Dataset records
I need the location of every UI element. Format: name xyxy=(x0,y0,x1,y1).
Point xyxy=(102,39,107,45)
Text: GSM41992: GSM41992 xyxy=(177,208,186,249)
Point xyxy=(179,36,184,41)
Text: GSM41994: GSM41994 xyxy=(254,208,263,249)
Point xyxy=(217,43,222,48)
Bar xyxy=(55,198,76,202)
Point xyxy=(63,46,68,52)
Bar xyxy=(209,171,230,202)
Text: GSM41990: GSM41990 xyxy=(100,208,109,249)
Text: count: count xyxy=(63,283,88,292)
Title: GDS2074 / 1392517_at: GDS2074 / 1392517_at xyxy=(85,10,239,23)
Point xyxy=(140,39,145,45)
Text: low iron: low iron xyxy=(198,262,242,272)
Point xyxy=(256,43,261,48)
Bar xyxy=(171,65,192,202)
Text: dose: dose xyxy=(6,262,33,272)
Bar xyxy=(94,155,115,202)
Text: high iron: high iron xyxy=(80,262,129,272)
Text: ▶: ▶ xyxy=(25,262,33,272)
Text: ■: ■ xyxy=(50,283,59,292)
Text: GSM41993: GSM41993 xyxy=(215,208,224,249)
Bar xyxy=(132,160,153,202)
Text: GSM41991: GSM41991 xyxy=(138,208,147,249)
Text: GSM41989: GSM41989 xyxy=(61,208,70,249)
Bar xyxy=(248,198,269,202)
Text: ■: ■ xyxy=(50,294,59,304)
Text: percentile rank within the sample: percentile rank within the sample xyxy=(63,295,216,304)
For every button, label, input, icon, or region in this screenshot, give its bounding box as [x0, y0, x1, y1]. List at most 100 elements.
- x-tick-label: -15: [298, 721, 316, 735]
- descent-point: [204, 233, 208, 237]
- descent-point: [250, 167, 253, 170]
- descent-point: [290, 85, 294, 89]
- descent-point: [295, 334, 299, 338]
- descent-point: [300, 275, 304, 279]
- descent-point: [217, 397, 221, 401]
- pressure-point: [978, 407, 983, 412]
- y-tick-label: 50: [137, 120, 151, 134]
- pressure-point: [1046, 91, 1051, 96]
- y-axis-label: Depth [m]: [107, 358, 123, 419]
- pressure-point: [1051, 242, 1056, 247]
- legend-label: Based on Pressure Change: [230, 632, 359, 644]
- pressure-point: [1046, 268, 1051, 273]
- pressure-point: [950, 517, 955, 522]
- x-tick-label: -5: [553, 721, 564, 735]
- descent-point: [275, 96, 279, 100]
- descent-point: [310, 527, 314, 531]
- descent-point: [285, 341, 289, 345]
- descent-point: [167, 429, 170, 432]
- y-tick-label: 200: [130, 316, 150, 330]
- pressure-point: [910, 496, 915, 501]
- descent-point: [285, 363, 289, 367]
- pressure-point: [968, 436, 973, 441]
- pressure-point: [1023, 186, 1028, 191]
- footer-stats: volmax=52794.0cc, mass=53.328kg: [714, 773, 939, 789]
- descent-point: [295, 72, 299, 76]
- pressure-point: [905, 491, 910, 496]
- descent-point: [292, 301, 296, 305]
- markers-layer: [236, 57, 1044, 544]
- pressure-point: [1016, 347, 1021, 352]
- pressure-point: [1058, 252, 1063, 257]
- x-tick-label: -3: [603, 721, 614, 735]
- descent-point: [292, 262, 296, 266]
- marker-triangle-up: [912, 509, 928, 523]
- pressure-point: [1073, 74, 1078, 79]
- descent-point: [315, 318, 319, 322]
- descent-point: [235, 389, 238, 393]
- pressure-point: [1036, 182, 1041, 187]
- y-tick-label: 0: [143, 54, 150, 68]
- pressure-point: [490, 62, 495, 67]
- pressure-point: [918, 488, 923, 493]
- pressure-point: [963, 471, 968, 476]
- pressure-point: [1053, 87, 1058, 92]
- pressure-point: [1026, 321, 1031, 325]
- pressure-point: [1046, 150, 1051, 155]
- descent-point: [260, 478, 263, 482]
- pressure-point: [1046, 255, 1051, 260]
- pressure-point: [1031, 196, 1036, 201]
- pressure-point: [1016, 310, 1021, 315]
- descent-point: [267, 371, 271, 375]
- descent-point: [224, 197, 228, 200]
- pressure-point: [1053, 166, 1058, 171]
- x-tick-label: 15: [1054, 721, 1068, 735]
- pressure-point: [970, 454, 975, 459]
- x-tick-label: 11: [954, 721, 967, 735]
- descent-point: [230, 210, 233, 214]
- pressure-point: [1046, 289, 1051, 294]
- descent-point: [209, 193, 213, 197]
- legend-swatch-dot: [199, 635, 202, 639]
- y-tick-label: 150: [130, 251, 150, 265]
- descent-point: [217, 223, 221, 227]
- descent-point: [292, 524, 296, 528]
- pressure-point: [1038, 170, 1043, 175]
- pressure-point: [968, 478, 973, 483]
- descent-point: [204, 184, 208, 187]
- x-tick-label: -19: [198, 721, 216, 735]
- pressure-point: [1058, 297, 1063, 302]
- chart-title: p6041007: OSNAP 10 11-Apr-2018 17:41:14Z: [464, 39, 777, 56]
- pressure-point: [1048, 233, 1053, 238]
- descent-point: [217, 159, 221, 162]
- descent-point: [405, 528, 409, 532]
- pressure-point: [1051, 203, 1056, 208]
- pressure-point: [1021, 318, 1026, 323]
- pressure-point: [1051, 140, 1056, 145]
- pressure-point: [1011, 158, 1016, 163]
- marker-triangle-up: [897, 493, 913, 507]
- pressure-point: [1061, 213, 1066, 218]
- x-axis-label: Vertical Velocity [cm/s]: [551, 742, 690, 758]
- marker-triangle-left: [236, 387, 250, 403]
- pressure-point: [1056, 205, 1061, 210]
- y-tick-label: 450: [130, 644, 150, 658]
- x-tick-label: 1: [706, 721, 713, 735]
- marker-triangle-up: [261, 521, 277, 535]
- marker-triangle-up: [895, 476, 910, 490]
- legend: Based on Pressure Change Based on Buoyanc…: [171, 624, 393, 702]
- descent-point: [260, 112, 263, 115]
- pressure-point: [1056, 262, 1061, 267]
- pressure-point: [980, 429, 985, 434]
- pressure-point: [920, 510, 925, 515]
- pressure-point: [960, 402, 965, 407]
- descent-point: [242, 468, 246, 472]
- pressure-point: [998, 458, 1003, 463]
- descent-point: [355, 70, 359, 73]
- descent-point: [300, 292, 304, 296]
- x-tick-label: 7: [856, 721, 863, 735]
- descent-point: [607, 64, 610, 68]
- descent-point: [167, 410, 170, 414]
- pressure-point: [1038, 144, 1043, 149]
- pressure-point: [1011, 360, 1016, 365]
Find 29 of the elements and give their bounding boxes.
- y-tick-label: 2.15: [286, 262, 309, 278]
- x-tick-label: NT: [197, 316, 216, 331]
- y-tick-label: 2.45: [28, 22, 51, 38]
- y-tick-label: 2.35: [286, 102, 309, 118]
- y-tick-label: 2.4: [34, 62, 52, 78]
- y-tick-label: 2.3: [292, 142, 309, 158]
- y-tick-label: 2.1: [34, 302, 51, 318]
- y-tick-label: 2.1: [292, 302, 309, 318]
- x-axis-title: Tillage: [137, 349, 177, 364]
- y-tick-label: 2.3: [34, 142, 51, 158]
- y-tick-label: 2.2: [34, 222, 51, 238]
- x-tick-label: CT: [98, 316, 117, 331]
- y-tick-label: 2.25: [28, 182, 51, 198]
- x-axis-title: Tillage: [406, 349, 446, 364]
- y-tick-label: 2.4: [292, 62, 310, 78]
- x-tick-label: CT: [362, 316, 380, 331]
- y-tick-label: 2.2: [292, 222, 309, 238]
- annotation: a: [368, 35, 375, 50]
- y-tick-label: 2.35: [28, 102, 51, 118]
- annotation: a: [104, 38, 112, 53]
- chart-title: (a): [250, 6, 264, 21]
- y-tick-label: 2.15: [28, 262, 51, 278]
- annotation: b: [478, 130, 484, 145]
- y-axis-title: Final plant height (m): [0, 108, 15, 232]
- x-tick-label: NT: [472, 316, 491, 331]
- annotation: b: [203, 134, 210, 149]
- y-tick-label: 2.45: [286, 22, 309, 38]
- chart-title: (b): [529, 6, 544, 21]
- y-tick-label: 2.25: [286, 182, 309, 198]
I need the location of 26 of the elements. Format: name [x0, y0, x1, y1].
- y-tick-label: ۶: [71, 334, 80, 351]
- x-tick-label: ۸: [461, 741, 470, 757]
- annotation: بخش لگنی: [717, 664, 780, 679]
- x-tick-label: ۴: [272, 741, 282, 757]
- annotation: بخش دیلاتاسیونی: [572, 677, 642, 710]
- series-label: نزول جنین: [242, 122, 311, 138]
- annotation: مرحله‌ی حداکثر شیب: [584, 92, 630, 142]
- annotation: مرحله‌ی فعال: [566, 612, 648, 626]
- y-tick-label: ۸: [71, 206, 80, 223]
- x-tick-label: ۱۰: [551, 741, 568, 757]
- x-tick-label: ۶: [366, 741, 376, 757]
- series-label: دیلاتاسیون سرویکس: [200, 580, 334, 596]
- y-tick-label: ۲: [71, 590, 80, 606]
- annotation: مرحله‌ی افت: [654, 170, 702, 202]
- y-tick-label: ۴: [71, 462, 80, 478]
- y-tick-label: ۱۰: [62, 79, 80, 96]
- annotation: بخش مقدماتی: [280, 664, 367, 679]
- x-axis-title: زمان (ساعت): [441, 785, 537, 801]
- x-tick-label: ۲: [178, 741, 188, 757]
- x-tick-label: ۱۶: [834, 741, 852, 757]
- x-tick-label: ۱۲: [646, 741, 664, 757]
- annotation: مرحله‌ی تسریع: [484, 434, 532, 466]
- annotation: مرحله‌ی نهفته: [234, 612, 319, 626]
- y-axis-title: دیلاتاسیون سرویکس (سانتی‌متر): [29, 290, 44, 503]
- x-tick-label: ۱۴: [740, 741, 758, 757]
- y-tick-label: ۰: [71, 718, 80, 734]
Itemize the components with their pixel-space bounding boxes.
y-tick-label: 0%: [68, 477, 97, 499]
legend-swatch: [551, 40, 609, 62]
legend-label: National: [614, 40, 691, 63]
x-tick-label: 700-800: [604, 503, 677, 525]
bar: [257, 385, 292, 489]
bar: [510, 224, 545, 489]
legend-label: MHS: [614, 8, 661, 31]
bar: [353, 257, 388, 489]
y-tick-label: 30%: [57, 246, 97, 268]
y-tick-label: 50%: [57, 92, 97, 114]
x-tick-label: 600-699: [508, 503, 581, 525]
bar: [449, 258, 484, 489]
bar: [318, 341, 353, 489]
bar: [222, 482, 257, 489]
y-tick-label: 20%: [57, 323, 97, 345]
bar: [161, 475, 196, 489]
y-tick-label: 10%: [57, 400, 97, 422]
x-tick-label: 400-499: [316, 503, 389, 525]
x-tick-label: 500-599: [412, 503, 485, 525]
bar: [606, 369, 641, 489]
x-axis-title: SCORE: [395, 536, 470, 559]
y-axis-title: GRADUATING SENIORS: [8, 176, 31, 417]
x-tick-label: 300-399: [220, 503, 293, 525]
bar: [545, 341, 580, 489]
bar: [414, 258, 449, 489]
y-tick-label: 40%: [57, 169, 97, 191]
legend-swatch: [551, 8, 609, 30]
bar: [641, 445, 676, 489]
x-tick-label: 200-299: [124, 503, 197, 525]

What this task involves
Reproduce the material word for word from its first line down through the line containing "- pressure-point: [1046, 91, 1051, 96]", including both ends.

Written solution
I need the location of every UI element. Format: name xyxy=(x0,y0,x1,y1).
Point xyxy=(102,39,107,45)
Text: GSM41992: GSM41992 xyxy=(177,208,186,249)
Point xyxy=(179,36,184,41)
Text: GSM41994: GSM41994 xyxy=(254,208,263,249)
Point xyxy=(217,43,222,48)
Bar xyxy=(55,198,76,202)
Point xyxy=(63,46,68,52)
Bar xyxy=(209,171,230,202)
Text: GSM41990: GSM41990 xyxy=(100,208,109,249)
Text: count: count xyxy=(63,283,88,292)
Title: GDS2074 / 1392517_at: GDS2074 / 1392517_at xyxy=(85,10,239,23)
Point xyxy=(140,39,145,45)
Text: low iron: low iron xyxy=(198,262,242,272)
Point xyxy=(256,43,261,48)
Bar xyxy=(171,65,192,202)
Text: dose: dose xyxy=(6,262,33,272)
Bar xyxy=(94,155,115,202)
Text: high iron: high iron xyxy=(80,262,129,272)
Text: ▶: ▶ xyxy=(25,262,33,272)
Text: ■: ■ xyxy=(50,283,59,292)
Text: GSM41993: GSM41993 xyxy=(215,208,224,249)
Bar xyxy=(132,160,153,202)
Text: GSM41991: GSM41991 xyxy=(138,208,147,249)
Text: GSM41989: GSM41989 xyxy=(61,208,70,249)
Bar xyxy=(248,198,269,202)
Text: ■: ■ xyxy=(50,294,59,304)
Text: percentile rank within the sample: percentile rank within the sample xyxy=(63,295,216,304)
For every button, label, input, icon, or region in this screenshot, give its bounding box as [x0, y0, x1, y1]. List at most 100 elements.
- x-tick-label: -15: [298, 721, 316, 735]
- descent-point: [204, 233, 208, 237]
- descent-point: [250, 167, 253, 170]
- descent-point: [290, 85, 294, 89]
- descent-point: [295, 334, 299, 338]
- descent-point: [300, 275, 304, 279]
- descent-point: [217, 397, 221, 401]
- pressure-point: [978, 407, 983, 412]
- y-tick-label: 50: [137, 120, 151, 134]
- pressure-point: [1046, 91, 1051, 96]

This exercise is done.